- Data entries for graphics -
--

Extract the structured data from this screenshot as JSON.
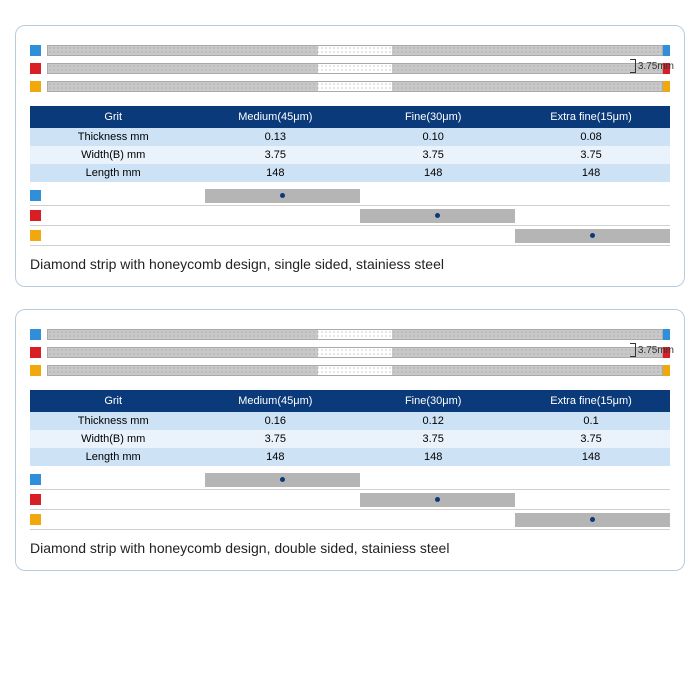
{
  "colors": {
    "blue_marker": "#2f8fd8",
    "red_marker": "#d81f26",
    "yellow_marker": "#f0a80c",
    "header_bg": "#0b3a7a",
    "row_light": "#cde2f5",
    "row_lighter": "#eaf2fb",
    "bar_fill": "#b5b5b5",
    "dot": "#0b3a7a"
  },
  "dim_label": "3.75mm",
  "panels": [
    {
      "caption": "Diamond strip with honeycomb design, single sided, stainiess steel",
      "strip_markers": [
        "#2f8fd8",
        "#d81f26",
        "#f0a80c"
      ],
      "table": {
        "headers": [
          "Grit",
          "Medium(45μm)",
          "Fine(30μm)",
          "Extra fine(15μm)"
        ],
        "rows": [
          {
            "label": "Thickness mm",
            "vals": [
              "0.13",
              "0.10",
              "0.08"
            ],
            "bg": "#cde2f5"
          },
          {
            "label": "Width(B) mm",
            "vals": [
              "3.75",
              "3.75",
              "3.75"
            ],
            "bg": "#eaf2fb"
          },
          {
            "label": "Length mm",
            "vals": [
              "148",
              "148",
              "148"
            ],
            "bg": "#cde2f5"
          }
        ]
      },
      "bars": [
        {
          "marker": "#2f8fd8",
          "left_pct": 26,
          "width_pct": 24.666
        },
        {
          "marker": "#d81f26",
          "left_pct": 50.666,
          "width_pct": 24.666
        },
        {
          "marker": "#f0a80c",
          "left_pct": 75.333,
          "width_pct": 24.666
        }
      ]
    },
    {
      "caption": "Diamond strip with honeycomb design, double sided, stainiess steel",
      "strip_markers": [
        "#2f8fd8",
        "#d81f26",
        "#f0a80c"
      ],
      "table": {
        "headers": [
          "Grit",
          "Medium(45μm)",
          "Fine(30μm)",
          "Extra fine(15μm)"
        ],
        "rows": [
          {
            "label": "Thickness mm",
            "vals": [
              "0.16",
              "0.12",
              "0.1"
            ],
            "bg": "#cde2f5"
          },
          {
            "label": "Width(B) mm",
            "vals": [
              "3.75",
              "3.75",
              "3.75"
            ],
            "bg": "#eaf2fb"
          },
          {
            "label": "Length mm",
            "vals": [
              "148",
              "148",
              "148"
            ],
            "bg": "#cde2f5"
          }
        ]
      },
      "bars": [
        {
          "marker": "#2f8fd8",
          "left_pct": 26,
          "width_pct": 24.666
        },
        {
          "marker": "#d81f26",
          "left_pct": 50.666,
          "width_pct": 24.666
        },
        {
          "marker": "#f0a80c",
          "left_pct": 75.333,
          "width_pct": 24.666
        }
      ]
    }
  ]
}
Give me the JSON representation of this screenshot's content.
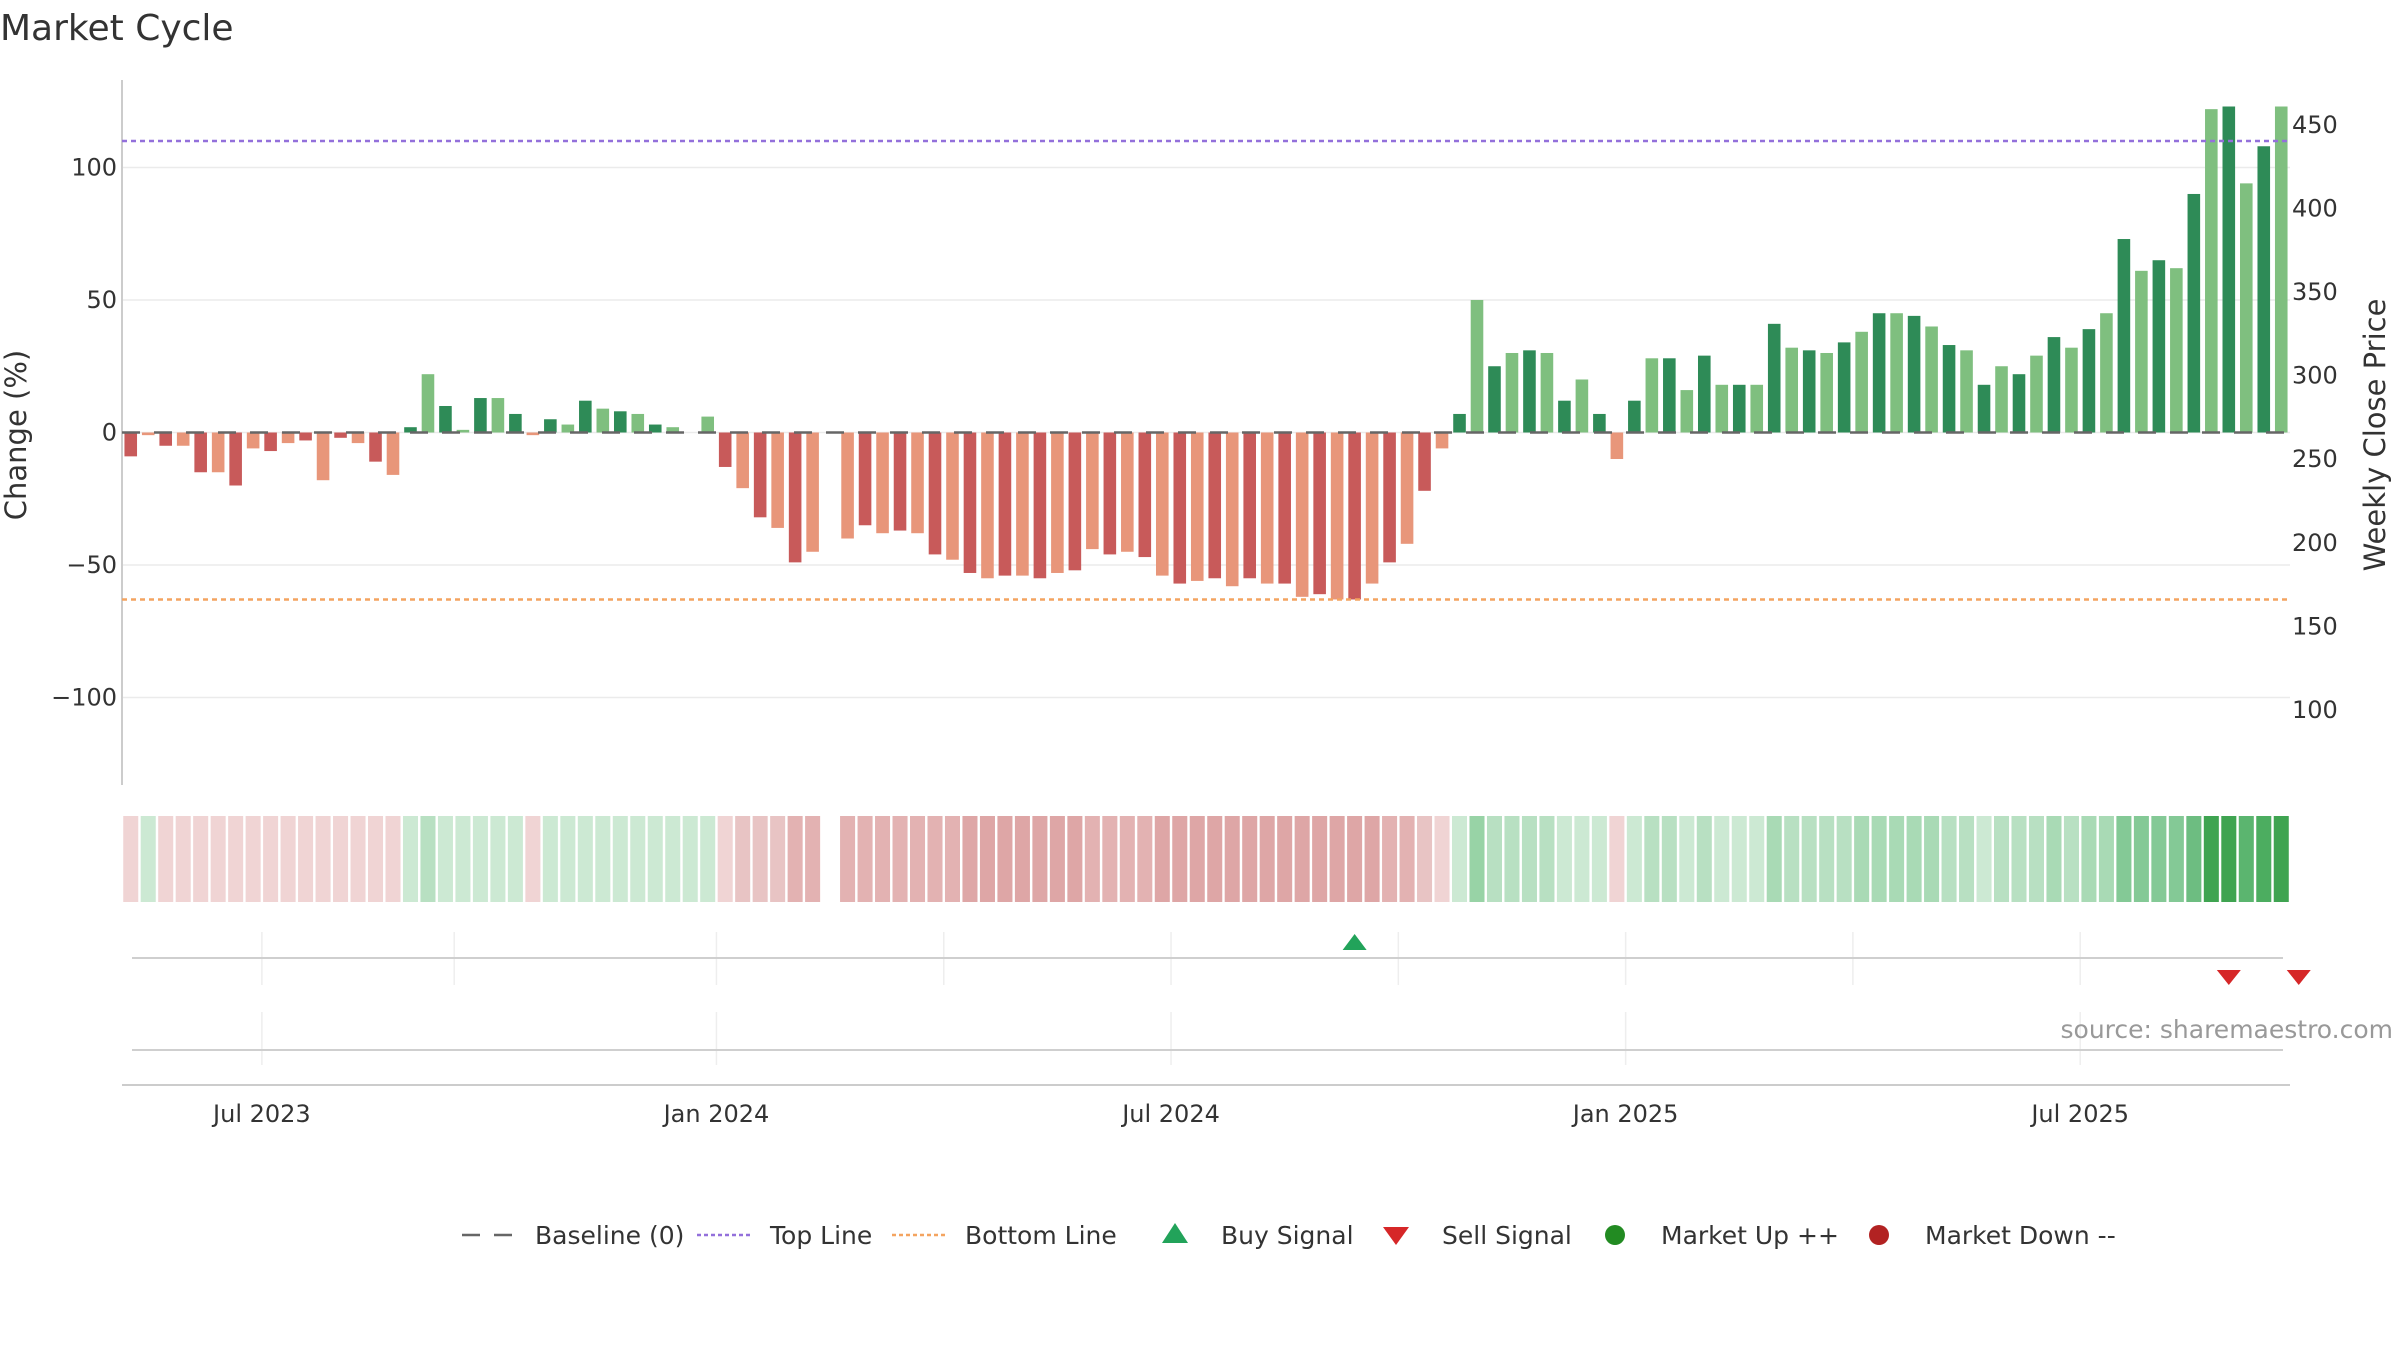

--

- Exercise task -
From the entries above, return each line with the word "JSON" in it.

- Written response -
Extract the structured data from this screenshot as JSON.
Give me the JSON representation of this screenshot's content.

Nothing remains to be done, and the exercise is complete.